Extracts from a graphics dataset
________________________
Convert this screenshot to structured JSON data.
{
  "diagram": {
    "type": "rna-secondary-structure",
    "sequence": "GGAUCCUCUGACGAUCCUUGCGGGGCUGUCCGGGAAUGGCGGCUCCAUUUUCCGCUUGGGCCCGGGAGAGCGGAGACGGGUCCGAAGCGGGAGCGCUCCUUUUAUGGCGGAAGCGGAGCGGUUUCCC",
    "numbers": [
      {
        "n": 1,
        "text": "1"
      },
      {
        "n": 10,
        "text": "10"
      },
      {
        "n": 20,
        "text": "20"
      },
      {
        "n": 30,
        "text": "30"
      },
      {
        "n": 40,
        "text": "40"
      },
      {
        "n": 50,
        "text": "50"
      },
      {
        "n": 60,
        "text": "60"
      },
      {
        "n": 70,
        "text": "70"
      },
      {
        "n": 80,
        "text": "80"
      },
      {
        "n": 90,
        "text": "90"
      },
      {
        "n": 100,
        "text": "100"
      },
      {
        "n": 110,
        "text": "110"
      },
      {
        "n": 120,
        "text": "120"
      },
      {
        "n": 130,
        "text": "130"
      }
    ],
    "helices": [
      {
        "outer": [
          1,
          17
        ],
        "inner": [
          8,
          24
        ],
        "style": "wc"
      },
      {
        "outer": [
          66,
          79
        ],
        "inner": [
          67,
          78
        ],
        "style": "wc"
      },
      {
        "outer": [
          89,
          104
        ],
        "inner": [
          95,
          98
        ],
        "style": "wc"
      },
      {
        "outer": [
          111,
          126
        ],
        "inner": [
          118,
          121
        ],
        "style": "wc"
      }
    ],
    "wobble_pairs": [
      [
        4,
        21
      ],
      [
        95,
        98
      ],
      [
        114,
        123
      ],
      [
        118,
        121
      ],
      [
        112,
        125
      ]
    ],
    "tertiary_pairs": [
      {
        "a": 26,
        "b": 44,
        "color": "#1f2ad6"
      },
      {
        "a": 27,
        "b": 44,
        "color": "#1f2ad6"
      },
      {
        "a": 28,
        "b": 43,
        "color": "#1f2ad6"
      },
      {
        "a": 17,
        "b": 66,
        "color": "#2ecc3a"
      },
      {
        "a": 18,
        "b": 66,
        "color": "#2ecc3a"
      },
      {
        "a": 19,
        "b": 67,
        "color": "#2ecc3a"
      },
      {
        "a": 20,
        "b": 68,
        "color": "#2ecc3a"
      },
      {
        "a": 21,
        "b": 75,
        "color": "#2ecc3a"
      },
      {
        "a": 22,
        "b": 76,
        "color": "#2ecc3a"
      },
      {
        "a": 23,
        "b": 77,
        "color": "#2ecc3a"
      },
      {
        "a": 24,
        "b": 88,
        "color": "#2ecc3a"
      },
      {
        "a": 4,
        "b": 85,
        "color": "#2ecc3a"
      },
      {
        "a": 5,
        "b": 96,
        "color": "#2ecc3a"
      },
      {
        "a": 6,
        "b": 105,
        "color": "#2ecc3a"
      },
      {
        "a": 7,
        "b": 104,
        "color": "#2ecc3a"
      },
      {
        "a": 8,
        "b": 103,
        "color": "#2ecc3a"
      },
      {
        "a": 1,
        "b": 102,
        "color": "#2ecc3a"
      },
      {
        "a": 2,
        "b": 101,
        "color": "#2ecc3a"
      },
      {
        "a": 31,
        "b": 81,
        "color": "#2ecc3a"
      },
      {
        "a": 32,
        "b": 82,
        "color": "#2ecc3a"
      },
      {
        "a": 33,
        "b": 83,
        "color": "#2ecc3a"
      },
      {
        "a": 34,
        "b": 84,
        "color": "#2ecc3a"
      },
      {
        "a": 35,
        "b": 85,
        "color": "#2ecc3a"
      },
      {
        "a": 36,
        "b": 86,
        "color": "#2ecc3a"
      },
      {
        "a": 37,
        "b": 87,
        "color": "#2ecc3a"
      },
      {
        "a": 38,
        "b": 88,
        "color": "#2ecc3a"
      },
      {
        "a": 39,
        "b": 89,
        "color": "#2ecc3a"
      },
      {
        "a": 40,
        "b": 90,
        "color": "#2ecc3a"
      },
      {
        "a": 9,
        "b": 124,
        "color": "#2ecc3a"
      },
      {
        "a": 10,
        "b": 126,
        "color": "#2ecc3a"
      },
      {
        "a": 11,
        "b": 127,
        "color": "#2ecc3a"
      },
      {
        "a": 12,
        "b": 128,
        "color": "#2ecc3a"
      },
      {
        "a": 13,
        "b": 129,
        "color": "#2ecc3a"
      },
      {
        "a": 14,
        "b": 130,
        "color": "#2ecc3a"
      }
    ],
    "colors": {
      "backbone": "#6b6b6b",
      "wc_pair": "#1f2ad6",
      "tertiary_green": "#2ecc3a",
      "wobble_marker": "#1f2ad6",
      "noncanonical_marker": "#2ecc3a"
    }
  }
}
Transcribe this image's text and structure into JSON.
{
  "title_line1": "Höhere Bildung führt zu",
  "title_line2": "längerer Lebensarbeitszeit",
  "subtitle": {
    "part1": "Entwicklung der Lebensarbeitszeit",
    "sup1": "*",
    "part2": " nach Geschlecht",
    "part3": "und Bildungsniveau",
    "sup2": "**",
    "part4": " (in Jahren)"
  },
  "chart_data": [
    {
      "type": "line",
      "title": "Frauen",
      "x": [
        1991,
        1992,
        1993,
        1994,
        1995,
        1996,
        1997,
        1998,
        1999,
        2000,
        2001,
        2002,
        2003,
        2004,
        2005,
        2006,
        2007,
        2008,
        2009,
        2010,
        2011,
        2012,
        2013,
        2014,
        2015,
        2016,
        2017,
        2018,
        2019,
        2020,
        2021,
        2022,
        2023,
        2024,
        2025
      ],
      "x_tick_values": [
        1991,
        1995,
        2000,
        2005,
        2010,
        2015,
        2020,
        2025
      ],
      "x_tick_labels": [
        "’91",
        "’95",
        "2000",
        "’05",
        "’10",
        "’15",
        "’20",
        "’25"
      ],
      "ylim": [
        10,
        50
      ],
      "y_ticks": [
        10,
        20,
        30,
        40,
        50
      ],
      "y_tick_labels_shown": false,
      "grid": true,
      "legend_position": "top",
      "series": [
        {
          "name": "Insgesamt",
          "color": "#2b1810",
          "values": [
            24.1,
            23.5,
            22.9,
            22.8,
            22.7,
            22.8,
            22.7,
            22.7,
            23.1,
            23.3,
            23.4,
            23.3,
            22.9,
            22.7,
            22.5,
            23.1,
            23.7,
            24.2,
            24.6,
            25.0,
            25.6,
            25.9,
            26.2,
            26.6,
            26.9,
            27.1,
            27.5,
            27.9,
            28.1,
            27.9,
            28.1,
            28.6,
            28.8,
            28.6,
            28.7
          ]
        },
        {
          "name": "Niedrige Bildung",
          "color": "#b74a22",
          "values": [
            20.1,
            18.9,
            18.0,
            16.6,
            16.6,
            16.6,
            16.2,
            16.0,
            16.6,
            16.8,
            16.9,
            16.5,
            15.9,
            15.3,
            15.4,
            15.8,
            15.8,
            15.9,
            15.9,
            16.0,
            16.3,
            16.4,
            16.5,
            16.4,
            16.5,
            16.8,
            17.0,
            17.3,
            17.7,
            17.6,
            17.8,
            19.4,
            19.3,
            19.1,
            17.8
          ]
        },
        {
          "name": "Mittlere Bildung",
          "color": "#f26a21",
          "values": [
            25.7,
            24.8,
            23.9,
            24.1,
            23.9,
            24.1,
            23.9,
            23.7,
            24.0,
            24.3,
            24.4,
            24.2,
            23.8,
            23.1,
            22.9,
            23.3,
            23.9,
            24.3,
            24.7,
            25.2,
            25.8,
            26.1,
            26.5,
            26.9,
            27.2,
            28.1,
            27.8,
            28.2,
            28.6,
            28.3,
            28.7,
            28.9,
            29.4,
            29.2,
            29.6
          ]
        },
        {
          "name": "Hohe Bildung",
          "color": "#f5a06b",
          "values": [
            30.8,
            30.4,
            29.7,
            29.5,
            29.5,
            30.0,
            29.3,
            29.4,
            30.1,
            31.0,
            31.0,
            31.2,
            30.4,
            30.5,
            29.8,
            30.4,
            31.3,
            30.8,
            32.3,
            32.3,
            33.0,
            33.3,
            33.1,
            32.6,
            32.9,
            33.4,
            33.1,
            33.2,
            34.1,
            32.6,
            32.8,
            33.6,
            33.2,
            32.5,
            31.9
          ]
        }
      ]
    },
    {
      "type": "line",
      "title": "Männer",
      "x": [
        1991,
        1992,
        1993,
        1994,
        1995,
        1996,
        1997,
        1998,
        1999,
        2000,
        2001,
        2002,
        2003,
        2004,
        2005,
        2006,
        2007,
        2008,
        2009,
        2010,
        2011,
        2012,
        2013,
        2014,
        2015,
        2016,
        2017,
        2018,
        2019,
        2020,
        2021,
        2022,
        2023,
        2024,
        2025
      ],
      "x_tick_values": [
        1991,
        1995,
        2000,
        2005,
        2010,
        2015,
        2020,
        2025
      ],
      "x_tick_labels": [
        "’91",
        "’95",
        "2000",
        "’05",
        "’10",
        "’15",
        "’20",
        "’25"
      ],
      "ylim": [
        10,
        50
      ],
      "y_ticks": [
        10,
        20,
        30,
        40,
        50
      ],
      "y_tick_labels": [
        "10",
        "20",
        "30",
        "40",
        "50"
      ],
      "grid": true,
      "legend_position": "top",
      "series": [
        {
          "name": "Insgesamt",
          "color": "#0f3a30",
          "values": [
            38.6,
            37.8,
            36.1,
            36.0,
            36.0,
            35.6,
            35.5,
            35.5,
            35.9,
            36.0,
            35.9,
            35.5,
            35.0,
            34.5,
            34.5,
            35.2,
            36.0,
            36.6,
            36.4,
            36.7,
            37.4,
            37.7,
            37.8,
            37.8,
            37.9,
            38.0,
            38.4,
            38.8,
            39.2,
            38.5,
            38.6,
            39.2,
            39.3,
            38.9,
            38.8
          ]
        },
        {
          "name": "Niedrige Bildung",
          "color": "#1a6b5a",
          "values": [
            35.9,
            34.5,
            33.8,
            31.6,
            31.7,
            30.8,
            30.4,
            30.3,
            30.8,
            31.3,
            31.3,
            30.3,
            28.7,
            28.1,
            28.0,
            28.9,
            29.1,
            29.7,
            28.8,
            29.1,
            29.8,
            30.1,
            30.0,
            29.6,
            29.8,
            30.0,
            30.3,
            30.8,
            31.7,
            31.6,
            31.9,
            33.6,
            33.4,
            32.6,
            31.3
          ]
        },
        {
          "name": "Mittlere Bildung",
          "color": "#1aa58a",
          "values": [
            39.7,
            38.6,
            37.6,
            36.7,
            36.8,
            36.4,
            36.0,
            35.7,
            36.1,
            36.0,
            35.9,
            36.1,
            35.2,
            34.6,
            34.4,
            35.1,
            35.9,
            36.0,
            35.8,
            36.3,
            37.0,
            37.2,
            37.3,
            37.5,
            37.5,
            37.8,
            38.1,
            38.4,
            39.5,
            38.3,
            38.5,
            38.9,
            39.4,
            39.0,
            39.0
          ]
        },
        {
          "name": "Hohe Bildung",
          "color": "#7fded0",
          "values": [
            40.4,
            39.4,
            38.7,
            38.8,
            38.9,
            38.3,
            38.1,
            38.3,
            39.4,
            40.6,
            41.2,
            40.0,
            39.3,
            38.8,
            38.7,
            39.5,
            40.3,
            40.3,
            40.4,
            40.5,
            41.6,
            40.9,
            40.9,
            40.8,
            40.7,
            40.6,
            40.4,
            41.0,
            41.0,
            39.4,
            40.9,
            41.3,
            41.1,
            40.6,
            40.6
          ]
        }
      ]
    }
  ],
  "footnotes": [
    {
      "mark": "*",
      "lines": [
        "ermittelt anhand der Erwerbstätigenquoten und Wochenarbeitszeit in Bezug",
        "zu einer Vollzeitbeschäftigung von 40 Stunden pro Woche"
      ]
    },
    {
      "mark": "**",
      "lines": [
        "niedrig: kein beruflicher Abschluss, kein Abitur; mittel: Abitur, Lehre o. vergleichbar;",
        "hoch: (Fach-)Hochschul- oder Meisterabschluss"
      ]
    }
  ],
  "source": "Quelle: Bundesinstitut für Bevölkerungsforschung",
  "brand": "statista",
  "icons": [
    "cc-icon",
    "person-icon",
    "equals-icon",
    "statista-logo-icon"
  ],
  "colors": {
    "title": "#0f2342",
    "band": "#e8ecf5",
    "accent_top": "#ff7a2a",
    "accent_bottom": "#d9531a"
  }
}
________________________
What you will do :: Copy all lines from the material that include "JSON".

Result ::
Convert this screenshot to structured JSON data.
Transcribe this image's text and structure into JSON.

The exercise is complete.